▸ **To be done**:
Go through the records and give each one again exactly.

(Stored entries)
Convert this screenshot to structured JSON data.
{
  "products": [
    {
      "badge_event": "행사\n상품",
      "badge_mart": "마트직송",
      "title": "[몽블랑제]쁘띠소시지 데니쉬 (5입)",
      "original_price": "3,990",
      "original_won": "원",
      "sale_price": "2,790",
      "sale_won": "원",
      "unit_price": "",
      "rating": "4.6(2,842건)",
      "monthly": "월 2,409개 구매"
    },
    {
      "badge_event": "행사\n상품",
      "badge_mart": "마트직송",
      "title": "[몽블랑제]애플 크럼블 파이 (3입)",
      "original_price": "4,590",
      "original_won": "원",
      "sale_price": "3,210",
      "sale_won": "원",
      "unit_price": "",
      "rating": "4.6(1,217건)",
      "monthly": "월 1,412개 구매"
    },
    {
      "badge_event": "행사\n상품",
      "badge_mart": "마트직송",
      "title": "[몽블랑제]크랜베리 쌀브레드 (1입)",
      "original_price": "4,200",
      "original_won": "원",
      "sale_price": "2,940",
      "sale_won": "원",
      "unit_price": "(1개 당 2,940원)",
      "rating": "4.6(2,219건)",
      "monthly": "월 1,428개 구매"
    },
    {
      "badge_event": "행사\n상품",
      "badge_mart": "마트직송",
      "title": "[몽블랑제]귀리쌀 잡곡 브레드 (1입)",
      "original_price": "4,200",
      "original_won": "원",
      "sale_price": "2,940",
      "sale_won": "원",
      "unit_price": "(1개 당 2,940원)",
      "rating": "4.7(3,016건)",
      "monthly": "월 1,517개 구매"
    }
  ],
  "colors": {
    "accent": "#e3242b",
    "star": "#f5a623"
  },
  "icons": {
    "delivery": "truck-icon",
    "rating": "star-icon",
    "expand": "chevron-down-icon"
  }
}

▸ **Response to the exercise**:
Convert this screenshot to structured JSON data.
{
  "products": [
    {
      "badge_event": "행사\n상품",
      "badge_mart": "마트직송",
      "title": "[몽블랑제]쁘띠소시지 데니쉬 (5입)",
      "original_price": "3,990",
      "original_won": "원",
      "sale_price": "2,790",
      "sale_won": "원",
      "unit_price": "",
      "rating": "4.6(2,842건)",
      "monthly": "월 2,409개 구매"
    },
    {
      "badge_event": "행사\n상품",
      "badge_mart": "마트직송",
      "title": "[몽블랑제]애플 크럼블 파이 (3입)",
      "original_price": "4,590",
      "original_won": "원",
      "sale_price": "3,210",
      "sale_won": "원",
      "unit_price": "",
      "rating": "4.6(1,217건)",
      "monthly": "월 1,412개 구매"
    },
    {
      "badge_event": "행사\n상품",
      "badge_mart": "마트직송",
      "title": "[몽블랑제]크랜베리 쌀브레드 (1입)",
      "original_price": "4,200",
      "original_won": "원",
      "sale_price": "2,940",
      "sale_won": "원",
      "unit_price": "(1개 당 2,940원)",
      "rating": "4.6(2,219건)",
      "monthly": "월 1,428개 구매"
    },
    {
      "badge_event": "행사\n상품",
      "badge_mart": "마트직송",
      "title": "[몽블랑제]귀리쌀 잡곡 브레드 (1입)",
      "original_price": "4,200",
      "original_won": "원",
      "sale_price": "2,940",
      "sale_won": "원",
      "unit_price": "(1개 당 2,940원)",
      "rating": "4.7(3,016건)",
      "monthly": "월 1,517개 구매"
    }
  ],
  "colors": {
    "accent": "#e3242b",
    "star": "#f5a623"
  },
  "icons": {
    "delivery": "truck-icon",
    "rating": "star-icon",
    "expand": "chevron-down-icon"
  }
}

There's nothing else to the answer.